* [Available data]:
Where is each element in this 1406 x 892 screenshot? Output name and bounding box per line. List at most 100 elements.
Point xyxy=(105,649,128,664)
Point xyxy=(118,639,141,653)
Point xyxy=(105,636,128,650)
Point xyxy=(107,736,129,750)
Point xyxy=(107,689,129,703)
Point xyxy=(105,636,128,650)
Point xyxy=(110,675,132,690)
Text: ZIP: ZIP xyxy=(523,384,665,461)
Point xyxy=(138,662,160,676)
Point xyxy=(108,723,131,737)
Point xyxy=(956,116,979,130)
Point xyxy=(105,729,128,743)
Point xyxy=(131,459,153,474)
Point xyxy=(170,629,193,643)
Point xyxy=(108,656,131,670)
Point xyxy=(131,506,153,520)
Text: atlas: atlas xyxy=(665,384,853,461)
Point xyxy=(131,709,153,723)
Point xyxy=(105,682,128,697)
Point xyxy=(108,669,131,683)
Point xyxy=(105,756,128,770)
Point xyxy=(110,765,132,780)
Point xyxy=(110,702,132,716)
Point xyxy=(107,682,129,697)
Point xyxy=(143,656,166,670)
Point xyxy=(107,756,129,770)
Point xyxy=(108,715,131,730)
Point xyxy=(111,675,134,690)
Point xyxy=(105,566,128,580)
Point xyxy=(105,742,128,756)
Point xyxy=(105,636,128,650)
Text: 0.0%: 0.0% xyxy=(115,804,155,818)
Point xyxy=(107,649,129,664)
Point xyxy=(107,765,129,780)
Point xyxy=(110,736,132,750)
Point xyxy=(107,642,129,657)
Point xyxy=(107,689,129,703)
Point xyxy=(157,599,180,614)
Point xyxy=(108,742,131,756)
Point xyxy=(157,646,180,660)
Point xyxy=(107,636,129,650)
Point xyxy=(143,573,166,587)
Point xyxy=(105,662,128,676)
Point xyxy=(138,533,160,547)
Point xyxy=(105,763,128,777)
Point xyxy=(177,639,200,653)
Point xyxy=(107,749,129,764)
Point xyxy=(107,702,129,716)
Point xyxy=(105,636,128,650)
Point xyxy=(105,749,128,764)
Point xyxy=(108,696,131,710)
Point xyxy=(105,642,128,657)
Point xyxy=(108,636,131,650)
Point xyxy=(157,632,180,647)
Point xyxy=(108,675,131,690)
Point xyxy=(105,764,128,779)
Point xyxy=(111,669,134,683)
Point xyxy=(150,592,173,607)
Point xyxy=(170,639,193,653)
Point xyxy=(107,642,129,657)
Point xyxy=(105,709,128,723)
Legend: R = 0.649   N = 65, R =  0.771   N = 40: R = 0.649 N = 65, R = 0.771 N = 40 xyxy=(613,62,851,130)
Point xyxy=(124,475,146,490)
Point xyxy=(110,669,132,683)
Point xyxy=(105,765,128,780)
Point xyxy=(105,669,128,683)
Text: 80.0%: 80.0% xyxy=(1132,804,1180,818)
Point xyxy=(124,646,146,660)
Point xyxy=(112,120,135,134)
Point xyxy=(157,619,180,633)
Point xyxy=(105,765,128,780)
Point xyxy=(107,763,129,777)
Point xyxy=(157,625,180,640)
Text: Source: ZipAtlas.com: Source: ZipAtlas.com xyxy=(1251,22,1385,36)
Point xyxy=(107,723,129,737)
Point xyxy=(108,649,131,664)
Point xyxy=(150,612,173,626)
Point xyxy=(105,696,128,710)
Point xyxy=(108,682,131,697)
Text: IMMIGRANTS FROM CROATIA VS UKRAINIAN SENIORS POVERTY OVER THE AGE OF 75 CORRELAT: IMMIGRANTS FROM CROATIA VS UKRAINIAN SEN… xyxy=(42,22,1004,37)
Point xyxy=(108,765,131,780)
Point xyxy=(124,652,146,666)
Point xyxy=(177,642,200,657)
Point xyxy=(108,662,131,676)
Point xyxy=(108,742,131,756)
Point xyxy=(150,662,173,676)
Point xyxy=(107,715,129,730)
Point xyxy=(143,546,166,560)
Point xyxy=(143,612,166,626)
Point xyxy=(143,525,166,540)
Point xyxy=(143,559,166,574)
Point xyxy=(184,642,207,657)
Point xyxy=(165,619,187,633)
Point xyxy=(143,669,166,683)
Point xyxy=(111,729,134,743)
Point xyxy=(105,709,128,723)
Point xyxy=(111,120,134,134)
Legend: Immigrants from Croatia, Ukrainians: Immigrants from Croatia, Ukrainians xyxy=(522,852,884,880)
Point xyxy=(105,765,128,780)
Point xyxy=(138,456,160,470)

* [Short exercise]: Output these lines again exactly as they are, every one of them.

* [Written response]:
Where is each element in this 1406 x 892 screenshot? Output name and bounding box per line. List at most 100 elements.
Point xyxy=(105,649,128,664)
Point xyxy=(118,639,141,653)
Point xyxy=(105,636,128,650)
Point xyxy=(107,736,129,750)
Point xyxy=(107,689,129,703)
Point xyxy=(105,636,128,650)
Point xyxy=(110,675,132,690)
Text: ZIP: ZIP xyxy=(523,384,665,461)
Point xyxy=(138,662,160,676)
Point xyxy=(108,723,131,737)
Point xyxy=(956,116,979,130)
Point xyxy=(105,729,128,743)
Point xyxy=(131,459,153,474)
Point xyxy=(170,629,193,643)
Point xyxy=(108,656,131,670)
Point xyxy=(131,506,153,520)
Text: atlas: atlas xyxy=(665,384,853,461)
Point xyxy=(131,709,153,723)
Point xyxy=(105,682,128,697)
Point xyxy=(108,669,131,683)
Point xyxy=(105,756,128,770)
Point xyxy=(110,765,132,780)
Point xyxy=(110,702,132,716)
Point xyxy=(107,682,129,697)
Point xyxy=(143,656,166,670)
Point xyxy=(107,756,129,770)
Point xyxy=(108,715,131,730)
Point xyxy=(111,675,134,690)
Point xyxy=(105,566,128,580)
Point xyxy=(105,742,128,756)
Point xyxy=(105,636,128,650)
Text: 0.0%: 0.0% xyxy=(115,804,155,818)
Point xyxy=(107,649,129,664)
Point xyxy=(107,765,129,780)
Point xyxy=(110,736,132,750)
Point xyxy=(107,642,129,657)
Point xyxy=(107,689,129,703)
Point xyxy=(157,599,180,614)
Point xyxy=(108,742,131,756)
Point xyxy=(157,646,180,660)
Point xyxy=(107,636,129,650)
Point xyxy=(143,573,166,587)
Point xyxy=(105,662,128,676)
Point xyxy=(138,533,160,547)
Point xyxy=(105,763,128,777)
Point xyxy=(177,639,200,653)
Point xyxy=(107,749,129,764)
Point xyxy=(107,702,129,716)
Point xyxy=(105,636,128,650)
Point xyxy=(105,749,128,764)
Point xyxy=(108,696,131,710)
Point xyxy=(105,642,128,657)
Point xyxy=(108,636,131,650)
Point xyxy=(157,632,180,647)
Point xyxy=(108,675,131,690)
Point xyxy=(105,764,128,779)
Point xyxy=(111,669,134,683)
Point xyxy=(150,592,173,607)
Point xyxy=(170,639,193,653)
Point xyxy=(107,642,129,657)
Point xyxy=(105,709,128,723)
Legend: R = 0.649   N = 65, R =  0.771   N = 40: R = 0.649 N = 65, R = 0.771 N = 40 xyxy=(613,62,851,130)
Point xyxy=(124,475,146,490)
Point xyxy=(110,669,132,683)
Point xyxy=(105,765,128,780)
Point xyxy=(105,669,128,683)
Text: 80.0%: 80.0% xyxy=(1132,804,1180,818)
Point xyxy=(124,646,146,660)
Point xyxy=(112,120,135,134)
Point xyxy=(157,619,180,633)
Point xyxy=(105,765,128,780)
Point xyxy=(107,763,129,777)
Point xyxy=(157,625,180,640)
Text: Source: ZipAtlas.com: Source: ZipAtlas.com xyxy=(1251,22,1385,36)
Point xyxy=(107,723,129,737)
Point xyxy=(108,649,131,664)
Point xyxy=(150,612,173,626)
Point xyxy=(105,696,128,710)
Point xyxy=(108,682,131,697)
Text: IMMIGRANTS FROM CROATIA VS UKRAINIAN SENIORS POVERTY OVER THE AGE OF 75 CORRELAT: IMMIGRANTS FROM CROATIA VS UKRAINIAN SEN… xyxy=(42,22,1004,37)
Point xyxy=(108,765,131,780)
Point xyxy=(124,652,146,666)
Point xyxy=(177,642,200,657)
Point xyxy=(108,662,131,676)
Point xyxy=(108,742,131,756)
Point xyxy=(150,662,173,676)
Point xyxy=(107,715,129,730)
Point xyxy=(143,546,166,560)
Point xyxy=(143,612,166,626)
Point xyxy=(143,525,166,540)
Point xyxy=(143,559,166,574)
Point xyxy=(184,642,207,657)
Point xyxy=(165,619,187,633)
Point xyxy=(143,669,166,683)
Point xyxy=(111,729,134,743)
Point xyxy=(105,709,128,723)
Point xyxy=(111,120,134,134)
Legend: Immigrants from Croatia, Ukrainians: Immigrants from Croatia, Ukrainians xyxy=(522,852,884,880)
Point xyxy=(105,765,128,780)
Point xyxy=(138,456,160,470)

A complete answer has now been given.